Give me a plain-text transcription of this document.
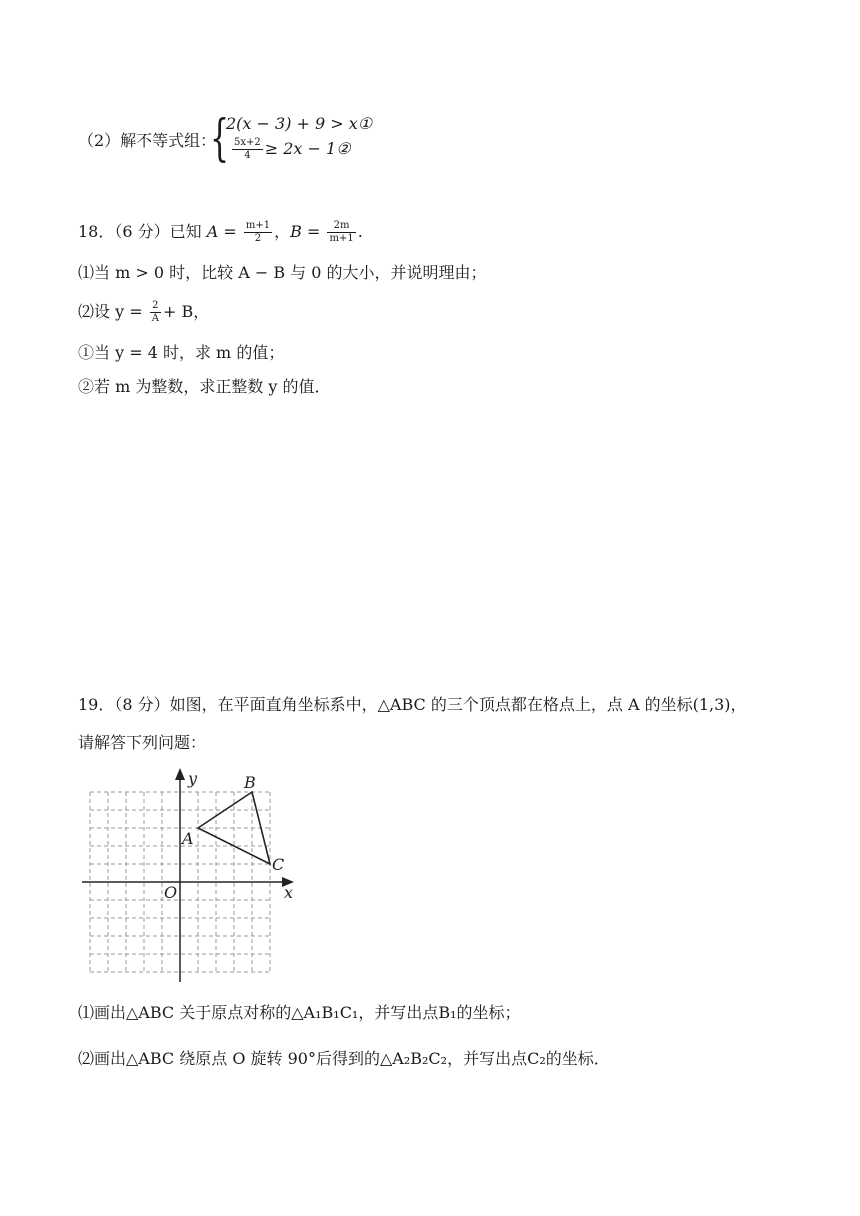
（2）解不等式组：
{
2(x − 3) + 9 > x①
$\frac{5x+2}{4} \ge 2x$ − 1②
18．（6 分）已知 $A = \frac{m+1}{2}$ ，$B = \frac{2m}{m+1}$ .
⑴当 m > 0 时，比较 A − B 与 0 的大小，并说明理由；
⑵设 $y = \frac{2}{A} + B$，
①当 y = 4 时，求 m 的值；
②若 m 为整数，求正整数 y 的值．
19．（8 分）如图，在平面直角坐标系中，△ABC 的三个顶点都在格点上，点 A 的坐标(1,3)，
请解答下列问题：
A
B
C
O	x
y
⑴画出△ABC 关于原点对称的△A₁B₁C₁，并写出点B₁的坐标；
⑵画出△ABC 绕原点 O 旋转 90°后得到的△A₂B₂C₂，并写出点C₂的坐标．
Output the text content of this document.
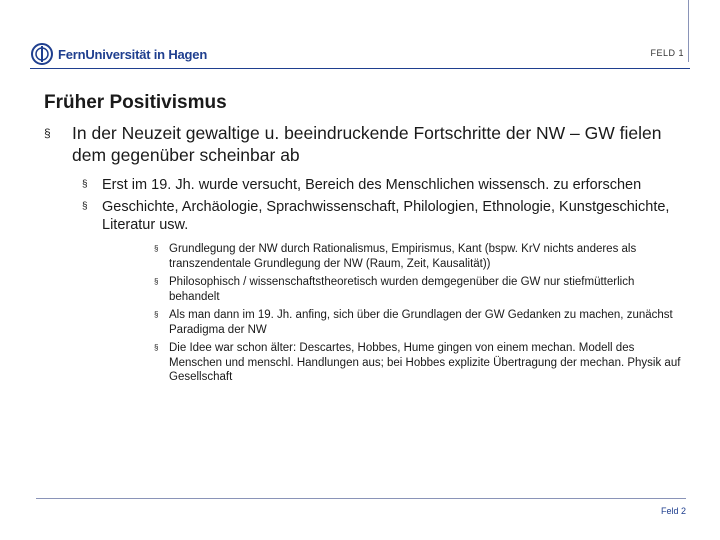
FernUniversität in Hagen	FELD 1
Früher Positivismus
§	In der Neuzeit gewaltige u. beeindruckende Fortschritte der NW – GW fielen dem gegenüber scheinbar ab
§ Erst im 19. Jh. wurde versucht, Bereich des Menschlichen wissensch. zu erforschen
§ Geschichte, Archäologie, Sprachwissenschaft, Philologien, Ethnologie, Kunstgeschichte, Literatur usw.
§ Grundlegung der NW durch Rationalismus, Empirismus, Kant (bspw. KrV nichts anderes als transzendentale Grundlegung der NW (Raum, Zeit, Kausalität))
§ Philosophisch / wissenschaftstheoretisch wurden demgegenüber die GW nur stiefmütterlich behandelt
§ Als man dann im 19. Jh. anfing, sich über die Grundlagen der GW Gedanken zu machen, zunächst Paradigma der NW
§ Die Idee war schon älter: Descartes, Hobbes, Hume gingen von einem mechan. Modell des Menschen und menschl. Handlungen aus; bei Hobbes explizite Übertragung der mechan. Physik auf Gesellschaft
Feld 2
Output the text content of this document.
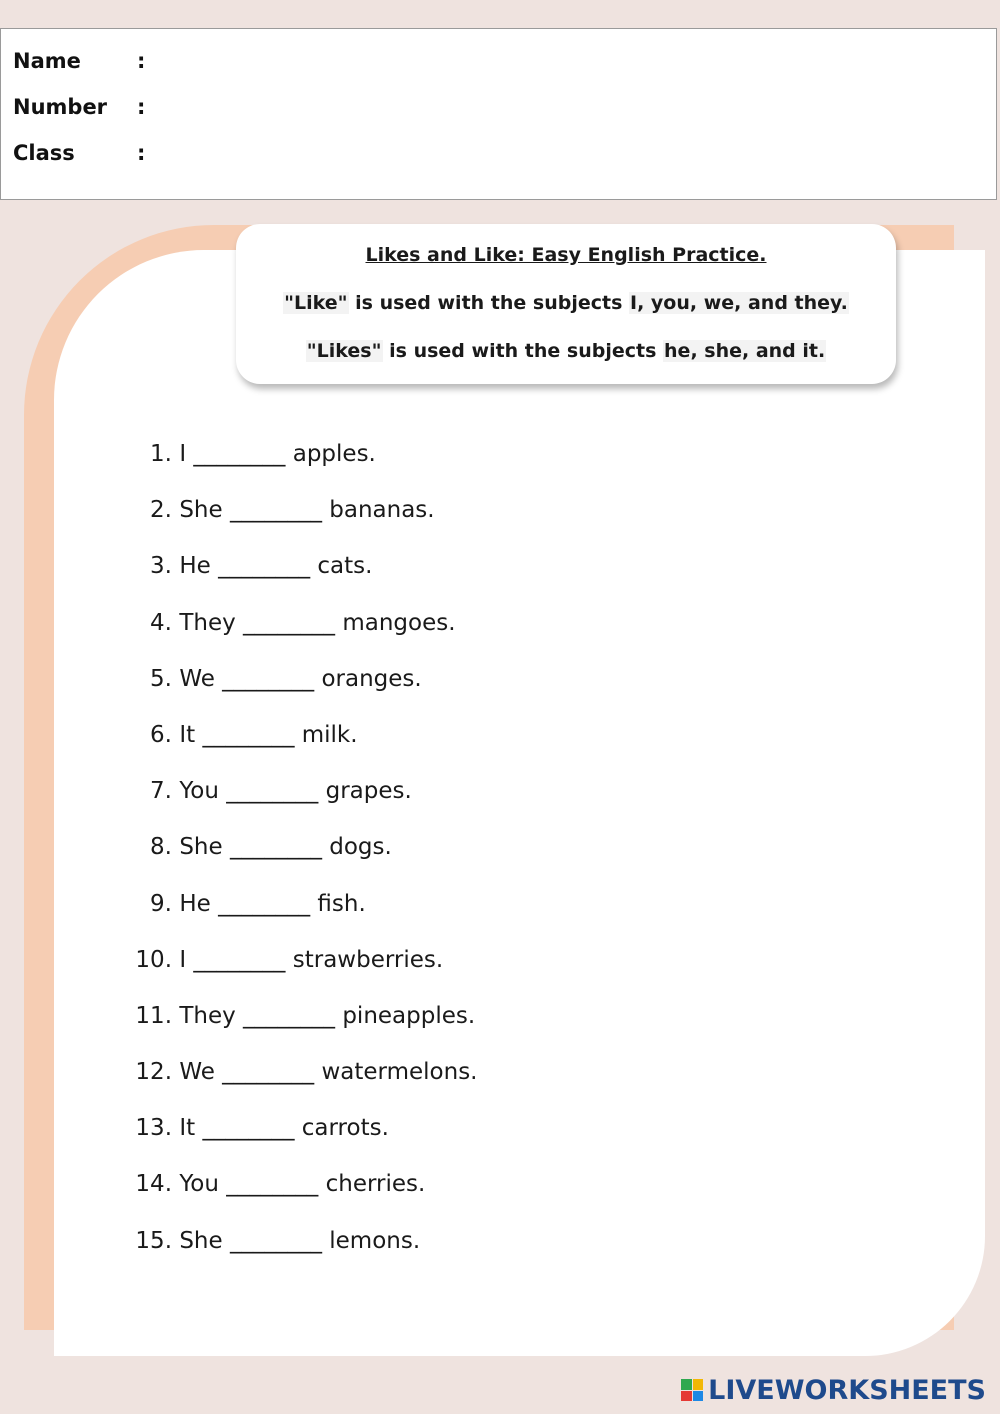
Name	:
Number :
Class	:
Likes and Like: Easy English Practice.
"Like" is used with the subjects I, you, we, and they.
"Likes" is used with the subjects he, she, and it.
1. I ________ apples.
2. She ________ bananas.
3. He ________ cats.
4. They ________ mangoes.
5. We ________ oranges.
6. It ________ milk.
7. You ________ grapes.
8. She ________ dogs.
9. He ________ fish.
10. I ________ strawberries.
11. They ________ pineapples.
12. We ________ watermelons.
13. It ________ carrots.
14. You ________ cherries.
15. She ________ lemons.
LIVEWORKSHEETS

⁂

- [WHAT YOU SHOULD DO]:
From the material above, gather all lines that include the string "with" and copy them.

- [TASK OUTPUT]:
"Like" is used with the subjects I, you, we, and they.
"Likes" is used with the subjects he, she, and it.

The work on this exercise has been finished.